GOAL OF THE EXERCISE
From the entries below, please gather each line containing the string "name".

EXERCISE INPUTS
## START
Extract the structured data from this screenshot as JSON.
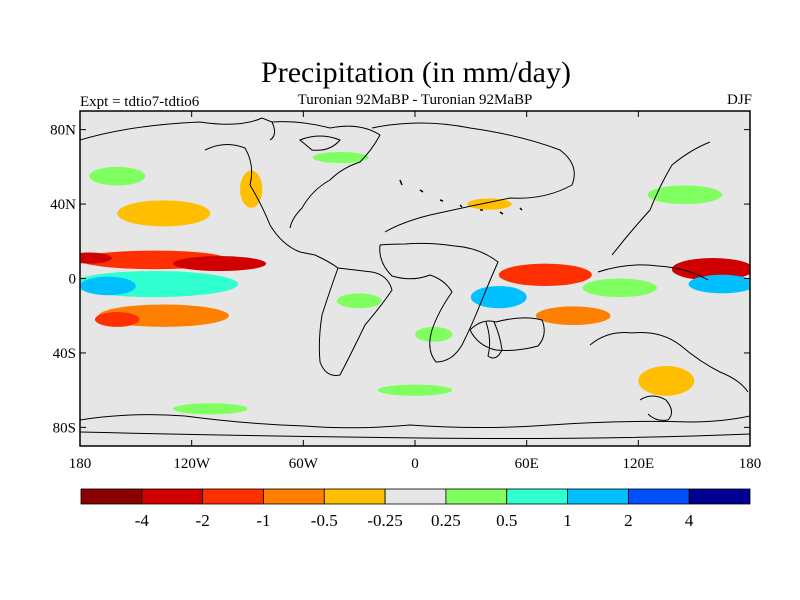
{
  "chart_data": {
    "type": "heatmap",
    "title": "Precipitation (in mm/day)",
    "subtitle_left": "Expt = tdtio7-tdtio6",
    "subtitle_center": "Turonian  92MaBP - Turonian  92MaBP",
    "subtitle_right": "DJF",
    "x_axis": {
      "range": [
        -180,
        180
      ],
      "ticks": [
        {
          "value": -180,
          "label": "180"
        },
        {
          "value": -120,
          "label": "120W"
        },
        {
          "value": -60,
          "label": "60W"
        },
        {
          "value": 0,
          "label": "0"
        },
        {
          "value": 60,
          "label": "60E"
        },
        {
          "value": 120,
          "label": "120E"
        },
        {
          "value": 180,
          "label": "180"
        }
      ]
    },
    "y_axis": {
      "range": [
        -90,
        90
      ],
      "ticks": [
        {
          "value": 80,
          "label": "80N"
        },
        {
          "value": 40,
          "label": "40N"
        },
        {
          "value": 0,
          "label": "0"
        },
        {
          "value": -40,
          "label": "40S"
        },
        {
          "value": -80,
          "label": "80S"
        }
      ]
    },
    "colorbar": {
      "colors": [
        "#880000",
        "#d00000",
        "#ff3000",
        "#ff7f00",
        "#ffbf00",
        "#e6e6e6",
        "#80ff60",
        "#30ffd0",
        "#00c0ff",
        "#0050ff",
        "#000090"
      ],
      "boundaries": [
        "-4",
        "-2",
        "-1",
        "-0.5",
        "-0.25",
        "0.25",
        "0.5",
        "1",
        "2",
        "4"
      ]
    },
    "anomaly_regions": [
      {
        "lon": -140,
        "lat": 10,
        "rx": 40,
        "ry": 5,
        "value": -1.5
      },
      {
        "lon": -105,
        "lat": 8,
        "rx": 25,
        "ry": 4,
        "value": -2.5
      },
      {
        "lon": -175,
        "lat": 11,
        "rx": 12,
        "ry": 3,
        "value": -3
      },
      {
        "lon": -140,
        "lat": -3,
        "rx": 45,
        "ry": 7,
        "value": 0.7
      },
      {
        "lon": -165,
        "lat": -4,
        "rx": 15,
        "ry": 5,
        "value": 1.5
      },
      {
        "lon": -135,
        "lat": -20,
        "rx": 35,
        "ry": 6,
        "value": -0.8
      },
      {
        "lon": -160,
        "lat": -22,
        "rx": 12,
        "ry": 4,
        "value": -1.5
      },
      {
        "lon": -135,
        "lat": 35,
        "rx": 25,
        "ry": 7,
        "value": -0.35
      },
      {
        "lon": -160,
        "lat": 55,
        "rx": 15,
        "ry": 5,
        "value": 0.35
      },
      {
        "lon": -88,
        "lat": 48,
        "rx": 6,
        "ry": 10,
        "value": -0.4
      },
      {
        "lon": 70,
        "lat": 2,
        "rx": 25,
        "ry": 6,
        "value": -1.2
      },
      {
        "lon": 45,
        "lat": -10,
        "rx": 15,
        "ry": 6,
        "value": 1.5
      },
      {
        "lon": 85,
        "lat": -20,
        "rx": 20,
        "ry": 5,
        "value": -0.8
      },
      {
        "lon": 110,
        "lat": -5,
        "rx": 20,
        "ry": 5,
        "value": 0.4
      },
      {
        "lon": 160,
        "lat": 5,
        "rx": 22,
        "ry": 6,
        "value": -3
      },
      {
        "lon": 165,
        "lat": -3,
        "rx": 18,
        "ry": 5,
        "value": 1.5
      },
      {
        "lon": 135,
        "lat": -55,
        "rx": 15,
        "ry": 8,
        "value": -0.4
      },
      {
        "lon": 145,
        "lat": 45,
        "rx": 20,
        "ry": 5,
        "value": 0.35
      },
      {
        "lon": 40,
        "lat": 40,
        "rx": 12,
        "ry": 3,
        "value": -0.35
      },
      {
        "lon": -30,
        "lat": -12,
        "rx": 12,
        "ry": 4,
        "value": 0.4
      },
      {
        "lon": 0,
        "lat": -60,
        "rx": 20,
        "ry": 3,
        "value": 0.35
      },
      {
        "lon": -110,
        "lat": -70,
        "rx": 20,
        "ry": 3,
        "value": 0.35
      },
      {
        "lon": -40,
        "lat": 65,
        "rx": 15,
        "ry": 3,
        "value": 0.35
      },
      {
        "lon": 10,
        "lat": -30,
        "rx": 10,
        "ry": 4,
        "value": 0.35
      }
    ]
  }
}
## END
## START
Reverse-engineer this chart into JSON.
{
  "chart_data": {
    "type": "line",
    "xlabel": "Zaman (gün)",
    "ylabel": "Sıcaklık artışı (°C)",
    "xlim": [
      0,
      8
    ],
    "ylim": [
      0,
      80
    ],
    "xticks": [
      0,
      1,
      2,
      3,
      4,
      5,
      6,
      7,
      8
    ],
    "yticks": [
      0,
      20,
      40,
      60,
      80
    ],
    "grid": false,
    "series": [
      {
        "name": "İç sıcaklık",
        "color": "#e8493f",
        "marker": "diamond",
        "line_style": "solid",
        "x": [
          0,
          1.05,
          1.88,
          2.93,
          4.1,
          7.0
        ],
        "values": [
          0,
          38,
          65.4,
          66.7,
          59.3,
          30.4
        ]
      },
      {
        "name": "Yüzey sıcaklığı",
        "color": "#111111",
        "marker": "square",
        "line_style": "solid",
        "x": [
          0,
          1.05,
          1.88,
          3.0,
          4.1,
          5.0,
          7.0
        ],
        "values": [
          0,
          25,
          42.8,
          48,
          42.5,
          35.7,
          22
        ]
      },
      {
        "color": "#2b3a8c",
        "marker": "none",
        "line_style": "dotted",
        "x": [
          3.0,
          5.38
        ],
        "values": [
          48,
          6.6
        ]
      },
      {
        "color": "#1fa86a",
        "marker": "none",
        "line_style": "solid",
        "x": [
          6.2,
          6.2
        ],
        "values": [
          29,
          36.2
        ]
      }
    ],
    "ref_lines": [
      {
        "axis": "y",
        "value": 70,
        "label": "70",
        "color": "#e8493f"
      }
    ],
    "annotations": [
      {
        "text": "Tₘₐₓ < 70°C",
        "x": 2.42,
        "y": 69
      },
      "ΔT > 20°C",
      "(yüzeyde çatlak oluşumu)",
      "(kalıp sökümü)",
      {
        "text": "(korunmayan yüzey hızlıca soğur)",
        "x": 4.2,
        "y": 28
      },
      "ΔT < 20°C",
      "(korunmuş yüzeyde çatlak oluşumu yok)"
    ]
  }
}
## END
FINAL RESULT
        "name": "İç sıcaklık",
        "name": "Yüzey sıcaklığı",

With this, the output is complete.